(Saved data entries)
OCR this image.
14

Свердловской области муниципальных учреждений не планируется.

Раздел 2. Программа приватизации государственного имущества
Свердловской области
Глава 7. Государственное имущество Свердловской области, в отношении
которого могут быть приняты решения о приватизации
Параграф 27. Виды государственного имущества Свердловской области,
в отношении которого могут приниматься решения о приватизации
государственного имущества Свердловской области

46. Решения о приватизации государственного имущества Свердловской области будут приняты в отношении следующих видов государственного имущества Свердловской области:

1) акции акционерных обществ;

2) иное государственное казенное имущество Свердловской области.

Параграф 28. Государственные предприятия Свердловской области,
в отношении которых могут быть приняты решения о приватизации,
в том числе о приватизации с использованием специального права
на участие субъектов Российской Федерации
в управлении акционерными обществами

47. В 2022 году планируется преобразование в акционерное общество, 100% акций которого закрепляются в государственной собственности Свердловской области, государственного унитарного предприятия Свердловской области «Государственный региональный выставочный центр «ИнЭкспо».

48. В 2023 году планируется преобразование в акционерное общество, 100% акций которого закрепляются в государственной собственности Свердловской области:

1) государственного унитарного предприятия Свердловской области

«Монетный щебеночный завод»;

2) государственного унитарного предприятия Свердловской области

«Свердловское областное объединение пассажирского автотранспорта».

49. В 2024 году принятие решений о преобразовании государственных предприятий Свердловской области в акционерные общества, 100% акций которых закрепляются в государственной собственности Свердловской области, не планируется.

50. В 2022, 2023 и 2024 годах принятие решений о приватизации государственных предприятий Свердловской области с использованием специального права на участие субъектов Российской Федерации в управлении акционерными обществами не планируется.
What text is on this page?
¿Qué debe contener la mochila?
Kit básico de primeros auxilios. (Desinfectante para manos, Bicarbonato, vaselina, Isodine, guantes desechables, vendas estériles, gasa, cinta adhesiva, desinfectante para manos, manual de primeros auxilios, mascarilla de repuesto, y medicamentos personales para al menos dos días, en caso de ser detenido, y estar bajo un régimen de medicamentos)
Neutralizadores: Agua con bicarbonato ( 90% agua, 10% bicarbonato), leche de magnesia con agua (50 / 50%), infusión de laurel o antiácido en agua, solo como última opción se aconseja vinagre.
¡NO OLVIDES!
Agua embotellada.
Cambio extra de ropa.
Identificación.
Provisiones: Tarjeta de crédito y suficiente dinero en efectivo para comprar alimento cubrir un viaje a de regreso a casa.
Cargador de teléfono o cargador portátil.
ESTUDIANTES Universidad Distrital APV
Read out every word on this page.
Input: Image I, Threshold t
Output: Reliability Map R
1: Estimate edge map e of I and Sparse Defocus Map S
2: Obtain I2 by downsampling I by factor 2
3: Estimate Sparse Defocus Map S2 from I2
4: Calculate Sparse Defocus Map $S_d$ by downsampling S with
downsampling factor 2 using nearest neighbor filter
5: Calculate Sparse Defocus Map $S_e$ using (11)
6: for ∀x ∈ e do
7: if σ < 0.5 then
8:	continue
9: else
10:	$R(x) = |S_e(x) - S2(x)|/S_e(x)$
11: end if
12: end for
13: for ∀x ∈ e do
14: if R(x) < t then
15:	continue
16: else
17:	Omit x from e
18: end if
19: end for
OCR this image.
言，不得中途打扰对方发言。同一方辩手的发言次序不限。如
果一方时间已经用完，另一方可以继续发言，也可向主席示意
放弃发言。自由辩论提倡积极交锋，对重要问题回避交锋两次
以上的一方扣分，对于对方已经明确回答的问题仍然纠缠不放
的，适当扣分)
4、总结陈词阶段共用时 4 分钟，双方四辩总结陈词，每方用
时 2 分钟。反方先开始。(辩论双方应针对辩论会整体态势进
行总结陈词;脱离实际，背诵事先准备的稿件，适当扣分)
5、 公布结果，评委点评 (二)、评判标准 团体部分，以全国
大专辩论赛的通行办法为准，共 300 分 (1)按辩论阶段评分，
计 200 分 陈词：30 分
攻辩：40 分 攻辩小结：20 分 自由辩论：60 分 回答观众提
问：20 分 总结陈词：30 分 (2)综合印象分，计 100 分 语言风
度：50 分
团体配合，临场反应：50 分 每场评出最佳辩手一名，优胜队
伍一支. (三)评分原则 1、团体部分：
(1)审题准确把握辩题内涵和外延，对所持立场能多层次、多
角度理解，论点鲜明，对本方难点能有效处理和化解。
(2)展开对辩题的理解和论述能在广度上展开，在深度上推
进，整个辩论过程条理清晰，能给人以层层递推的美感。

Requirement →
Write out every line exactly as it stands.

Response to this task →
OCR this image.
14

Свердловской области муниципальных учреждений не планируется.

Раздел 2. Программа приватизации государственного имущества
Свердловской области
Глава 7. Государственное имущество Свердловской области, в отношении
которого могут быть приняты решения о приватизации
Параграф 27. Виды государственного имущества Свердловской области,
в отношении которого могут приниматься решения о приватизации
государственного имущества Свердловской области

46. Решения о приватизации государственного имущества Свердловской области будут приняты в отношении следующих видов государственного имущества Свердловской области:

1) акции акционерных обществ;

2) иное государственное казенное имущество Свердловской области.

Параграф 28. Государственные предприятия Свердловской области,
в отношении которых могут быть приняты решения о приватизации,
в том числе о приватизации с использованием специального права
на участие субъектов Российской Федерации
в управлении акционерными обществами

47. В 2022 году планируется преобразование в акционерное общество, 100% акций которого закрепляются в государственной собственности Свердловской области, государственного унитарного предприятия Свердловской области «Государственный региональный выставочный центр «ИнЭкспо».

48. В 2023 году планируется преобразование в акционерное общество, 100% акций которого закрепляются в государственной собственности Свердловской области:

1) государственного унитарного предприятия Свердловской области

«Монетный щебеночный завод»;

2) государственного унитарного предприятия Свердловской области

«Свердловское областное объединение пассажирского автотранспорта».

49. В 2024 году принятие решений о преобразовании государственных предприятий Свердловской области в акционерные общества, 100% акций которых закрепляются в государственной собственности Свердловской области, не планируется.

50. В 2022, 2023 и 2024 годах принятие решений о приватизации государственных предприятий Свердловской области с использованием специального права на участие субъектов Российской Федерации в управлении акционерными обществами не планируется.
What text is on this page?
¿Qué debe contener la mochila?
Kit básico de primeros auxilios. (Desinfectante para manos, Bicarbonato, vaselina, Isodine, guantes desechables, vendas estériles, gasa, cinta adhesiva, desinfectante para manos, manual de primeros auxilios, mascarilla de repuesto, y medicamentos personales para al menos dos días, en caso de ser detenido, y estar bajo un régimen de medicamentos)
Neutralizadores: Agua con bicarbonato ( 90% agua, 10% bicarbonato), leche de magnesia con agua (50 / 50%), infusión de laurel o antiácido en agua, solo como última opción se aconseja vinagre.
¡NO OLVIDES!
Agua embotellada.
Cambio extra de ropa.
Identificación.
Provisiones: Tarjeta de crédito y suficiente dinero en efectivo para comprar alimento cubrir un viaje a de regreso a casa.
Cargador de teléfono o cargador portátil.
ESTUDIANTES Universidad Distrital APV
Read out every word on this page.
Input: Image I, Threshold t
Output: Reliability Map R
1: Estimate edge map e of I and Sparse Defocus Map S
2: Obtain I2 by downsampling I by factor 2
3: Estimate Sparse Defocus Map S2 from I2
4: Calculate Sparse Defocus Map $S_d$ by downsampling S with
downsampling factor 2 using nearest neighbor filter
5: Calculate Sparse Defocus Map $S_e$ using (11)
6: for ∀x ∈ e do
7: if σ < 0.5 then
8:	continue
9: else
10:	$R(x) = |S_e(x) - S2(x)|/S_e(x)$
11: end if
12: end for
13: for ∀x ∈ e do
14: if R(x) < t then
15:	continue
16: else
17:	Omit x from e
18: end if
19: end for
OCR this image.
言，不得中途打扰对方发言。同一方辩手的发言次序不限。如
果一方时间已经用完，另一方可以继续发言，也可向主席示意
放弃发言。自由辩论提倡积极交锋，对重要问题回避交锋两次
以上的一方扣分，对于对方已经明确回答的问题仍然纠缠不放
的，适当扣分)
4、总结陈词阶段共用时 4 分钟，双方四辩总结陈词，每方用
时 2 分钟。反方先开始。(辩论双方应针对辩论会整体态势进
行总结陈词;脱离实际，背诵事先准备的稿件，适当扣分)
5、 公布结果，评委点评 (二)、评判标准 团体部分，以全国
大专辩论赛的通行办法为准，共 300 分 (1)按辩论阶段评分，
计 200 分 陈词：30 分
攻辩：40 分 攻辩小结：20 分 自由辩论：60 分 回答观众提
问：20 分 总结陈词：30 分 (2)综合印象分，计 100 分 语言风
度：50 分
团体配合，临场反应：50 分 每场评出最佳辩手一名，优胜队
伍一支. (三)评分原则 1、团体部分：
(1)审题准确把握辩题内涵和外延，对所持立场能多层次、多
角度理解，论点鲜明，对本方难点能有效处理和化解。
(2)展开对辩题的理解和论述能在广度上展开，在深度上推
进，整个辩论过程条理清晰，能给人以层层递推的美感。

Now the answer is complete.